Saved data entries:
--------
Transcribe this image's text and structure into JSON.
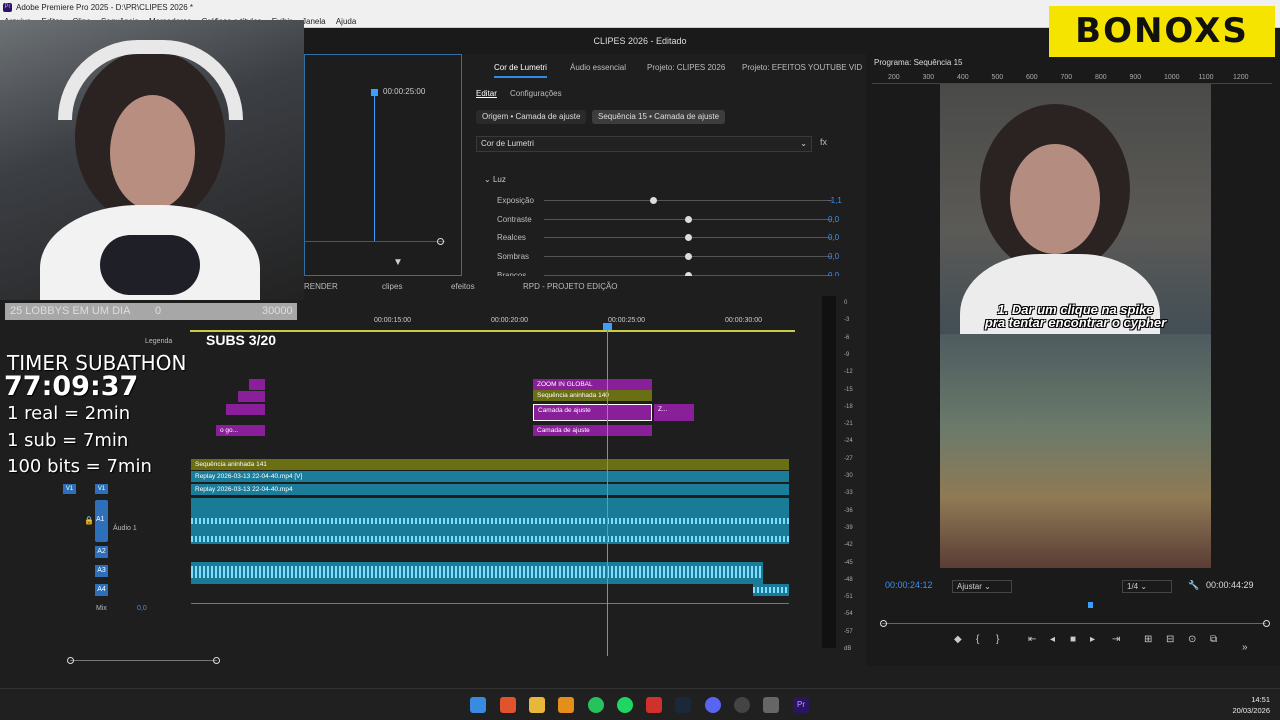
{
  "titlebar": {
    "title": "Adobe Premiere Pro 2025 - D:\\PR\\CLIPES 2026 *"
  },
  "menu": [
    "Arquivo",
    "Editar",
    "Clipe",
    "Sequência",
    "Marcadores",
    "Gráficos e títulos",
    "Exibir",
    "Janela",
    "Ajuda"
  ],
  "document": {
    "title": "CLIPES 2026 - Editado"
  },
  "logo": {
    "text": "BONOXS"
  },
  "effect_controls": {
    "timecode": "00:00:25:00"
  },
  "lumetri": {
    "tabs": [
      "Cor de Lumetri",
      "Áudio essencial",
      "Projeto: CLIPES 2026",
      "Projeto: EFEITOS YOUTUBE VID"
    ],
    "subtabs": [
      "Editar",
      "Configurações"
    ],
    "source_pill": "Origem • Camada de ajuste",
    "seq_pill": "Sequência 15 • Camada de ajuste",
    "effect_select": "Cor de Lumetri",
    "section": "Luz",
    "rows": [
      {
        "label": "Exposição",
        "value": "-1,1",
        "pos": 0.38
      },
      {
        "label": "Contraste",
        "value": "0,0",
        "pos": 0.5
      },
      {
        "label": "Realces",
        "value": "0,0",
        "pos": 0.5
      },
      {
        "label": "Sombras",
        "value": "0,0",
        "pos": 0.5
      },
      {
        "label": "Brancos",
        "value": "0,0",
        "pos": 0.5
      }
    ]
  },
  "program": {
    "title": "Programa: Sequência 15",
    "subtitle_line1": "1. Dar um clique na spike",
    "subtitle_line2": "pra tentar encontrar o cypher",
    "timecode": "00:00:24:12",
    "fit": "Ajustar",
    "quality": "1/4",
    "duration": "00:00:44:29",
    "ruler": [
      "200",
      "300",
      "400",
      "500",
      "600",
      "700",
      "800",
      "900",
      "1000",
      "1100",
      "1200"
    ]
  },
  "timeline": {
    "seq_tabs": [
      "RENDER",
      "clipes",
      "efeitos",
      "RPD - PROJETO EDIÇÃO"
    ],
    "ruler": [
      "00:00:15:00",
      "00:00:20:00",
      "00:00:25:00",
      "00:00:30:00"
    ],
    "caption_track": "Legenda",
    "caption_text": "SUBS 3/20",
    "clips": {
      "zoom": "ZOOM IN GLOBAL",
      "nested140": "Sequência aninhada 140",
      "adjust1": "Camada de ajuste",
      "adjust2": "Camada de ajuste",
      "small1": "o go...",
      "small2": "Z...",
      "nested141": "Sequência aninhada 141",
      "replay_v": "Replay 2026-03-13 22-04-40.mp4 [V]",
      "replay": "Replay 2026-03-13 22-04-40.mp4"
    },
    "tracks": {
      "v1": "V1",
      "a1": "A1",
      "a2": "A2",
      "a3": "A3",
      "a4": "A4",
      "audio1": "Áudio 1",
      "mix": "Mix",
      "mix_val": "0,0"
    },
    "meter_scale": [
      "0",
      "-3",
      "-6",
      "-9",
      "-12",
      "-15",
      "-18",
      "-21",
      "-24",
      "-27",
      "-30",
      "-33",
      "-36",
      "-39",
      "-42",
      "-45",
      "-48",
      "-51",
      "-54",
      "-57",
      "dB"
    ]
  },
  "overlay": {
    "lobby_label": "25 LOBBYS EM UM DIA",
    "lobby_value": "0",
    "lobby_max": "30000",
    "timer_title": "TIMER SUBATHON",
    "timer": "77:09:37",
    "rule1": "1 real = 2min",
    "rule2": "1 sub = 7min",
    "rule3": "100 bits = 7min"
  },
  "taskbar": {
    "time": "14:51",
    "date": "20/03/2026"
  }
}
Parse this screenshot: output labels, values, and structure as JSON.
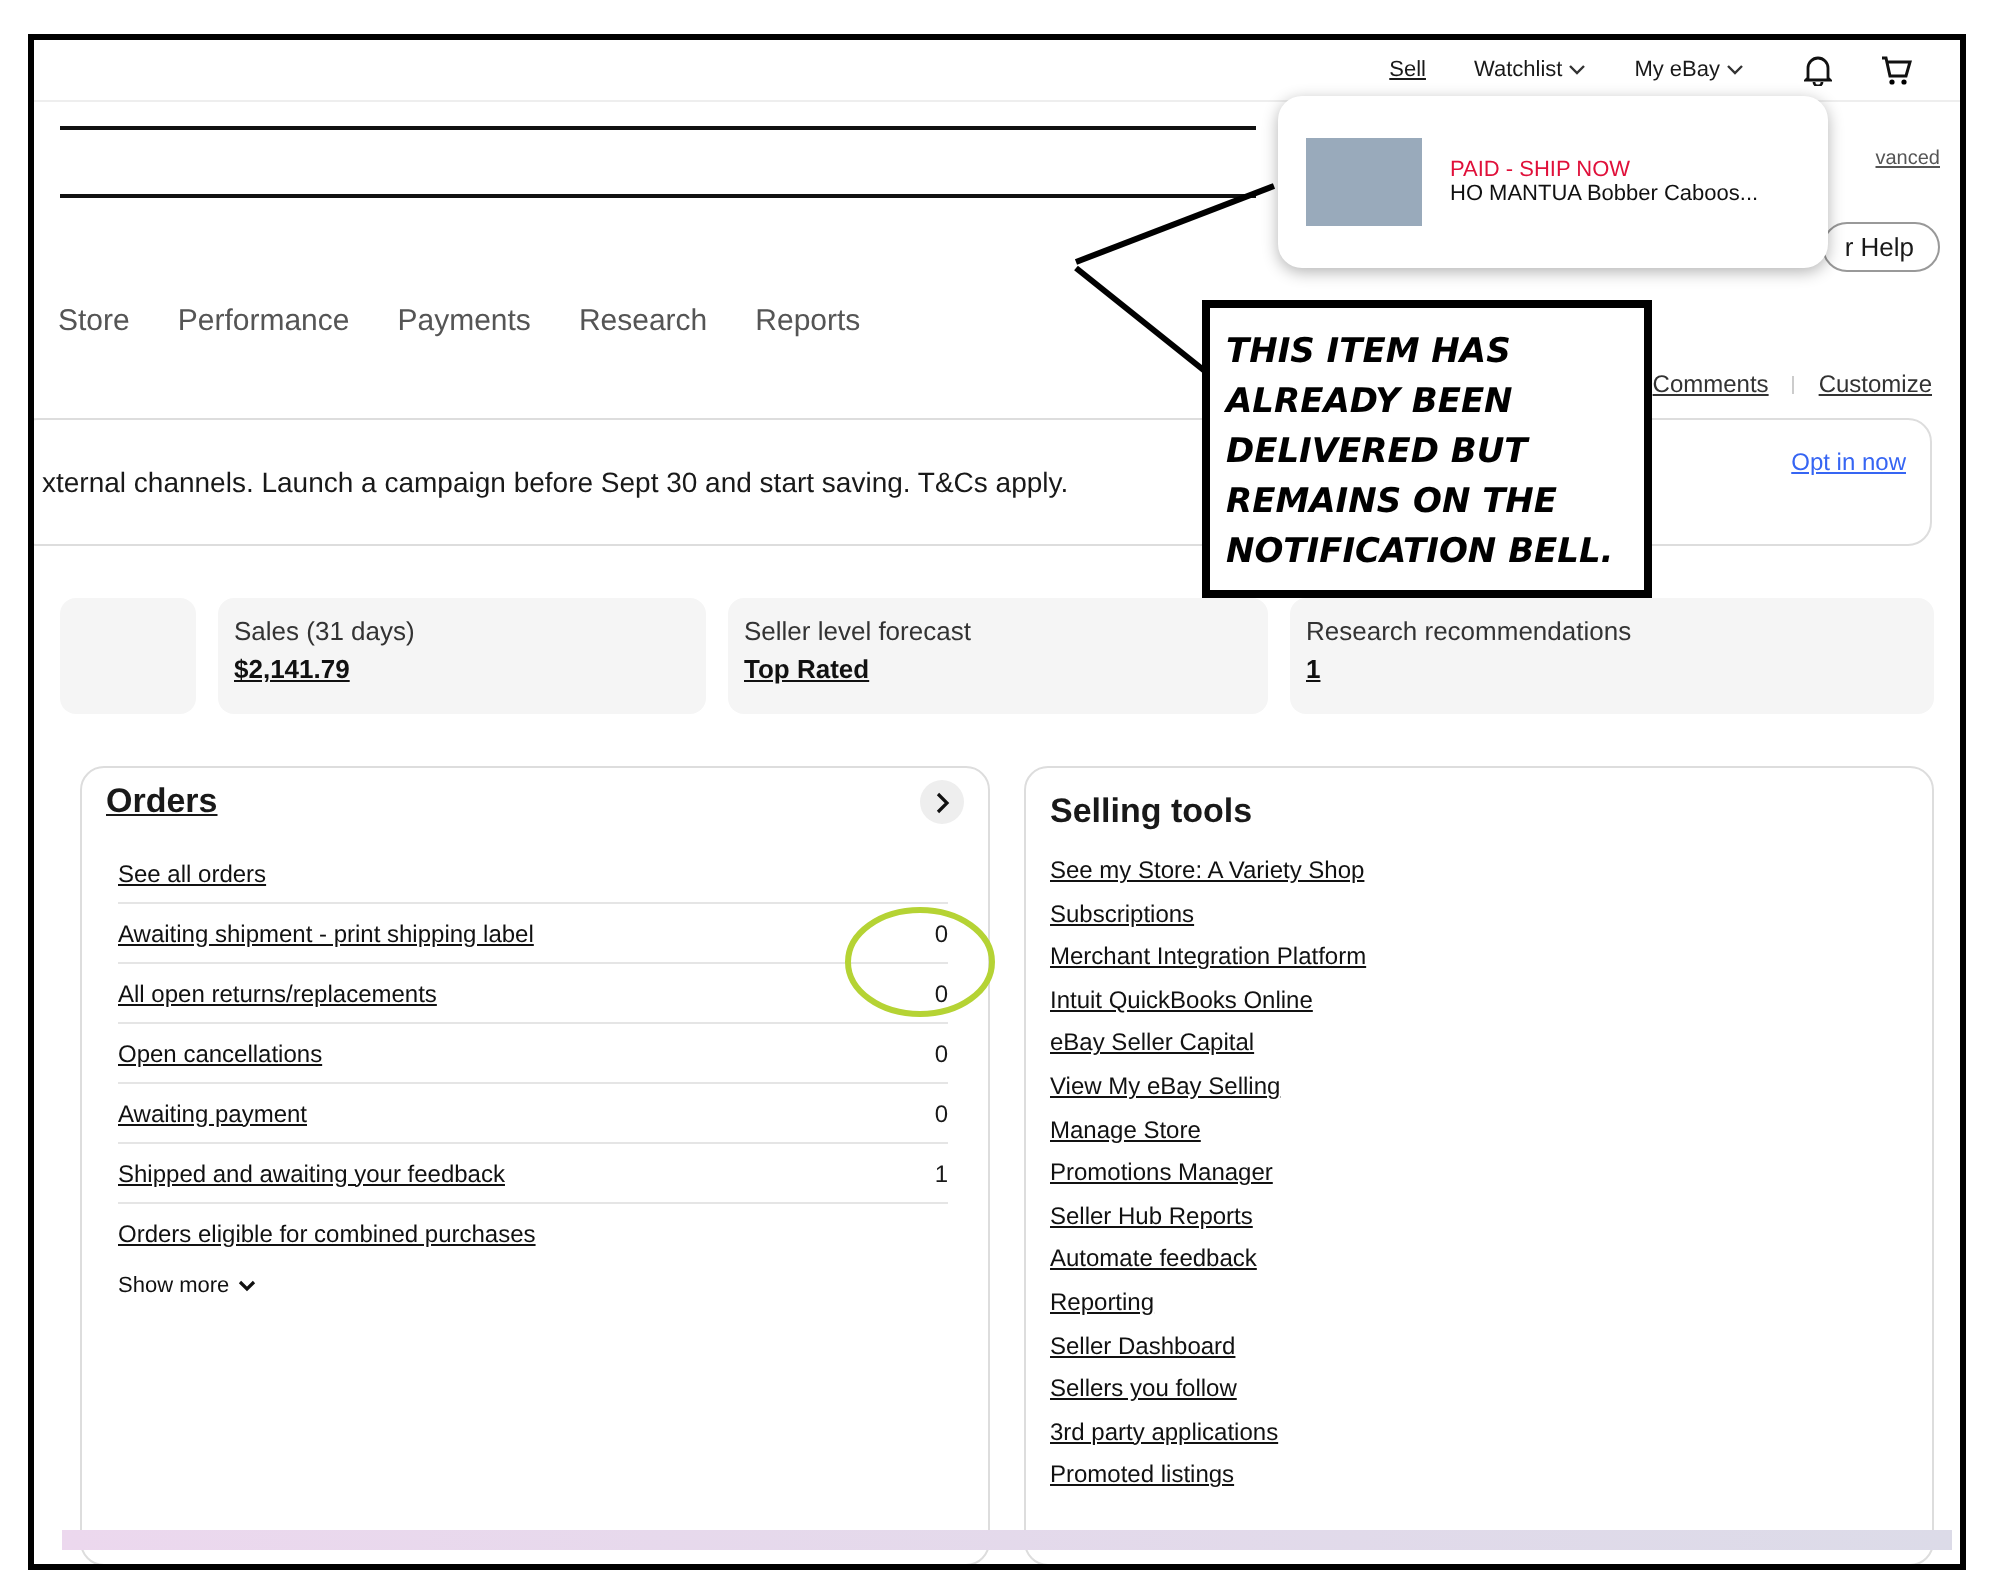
{
  "top_nav": {
    "links": [
      {
        "label": "Sell",
        "kind": "link"
      },
      {
        "label": "Watchlist",
        "kind": "menu"
      },
      {
        "label": "My eBay",
        "kind": "menu"
      }
    ]
  },
  "notification_popup": {
    "status": "PAID - SHIP NOW",
    "title": "HO MANTUA Bobber Caboos..."
  },
  "search": {
    "advanced_link": "vanced",
    "help_button": "r Help"
  },
  "tabs": [
    {
      "label": "Store"
    },
    {
      "label": "Performance"
    },
    {
      "label": "Payments"
    },
    {
      "label": "Research"
    },
    {
      "label": "Reports"
    }
  ],
  "page_links": [
    "Comments",
    "Customize"
  ],
  "banner": {
    "text": "xternal channels. Launch a campaign before Sept 30 and start saving. T&Cs apply.",
    "link": "Opt in now"
  },
  "summary_cards": [
    {
      "label": "Sales (31 days)",
      "value": "$2,141.79"
    },
    {
      "label": "Seller level forecast",
      "value": "Top Rated"
    },
    {
      "label": "Research recommendations",
      "value": "1"
    }
  ],
  "orders": {
    "title": "Orders",
    "rows": [
      {
        "label": "See all orders"
      },
      {
        "label": "Awaiting shipment - print shipping label",
        "count": "0"
      },
      {
        "label": "All open returns/replacements",
        "count": "0"
      },
      {
        "label": "Open cancellations",
        "count": "0"
      },
      {
        "label": "Awaiting payment",
        "count": "0"
      },
      {
        "label": "Shipped and awaiting your feedback",
        "count": "1"
      },
      {
        "label": "Orders eligible for combined purchases"
      }
    ],
    "show_more": "Show more"
  },
  "selling_tools": {
    "title": "Selling tools",
    "links": [
      "See my Store: A Variety Shop",
      "Subscriptions",
      "Merchant Integration Platform",
      "Intuit QuickBooks Online",
      "eBay Seller Capital",
      "View My eBay Selling",
      "Manage Store",
      "Promotions Manager",
      "Seller Hub Reports",
      "Automate feedback",
      "Reporting",
      "Seller Dashboard",
      "Sellers you follow",
      "3rd party applications",
      "Promoted listings"
    ]
  },
  "annotation": {
    "text": "THIS ITEM HAS ALREADY BEEN DELIVERED BUT REMAINS ON THE NOTIFICATION BELL."
  }
}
--------
The problem
Count up every line above that has the word "Research" in it; answer with the number alone.

Full output
2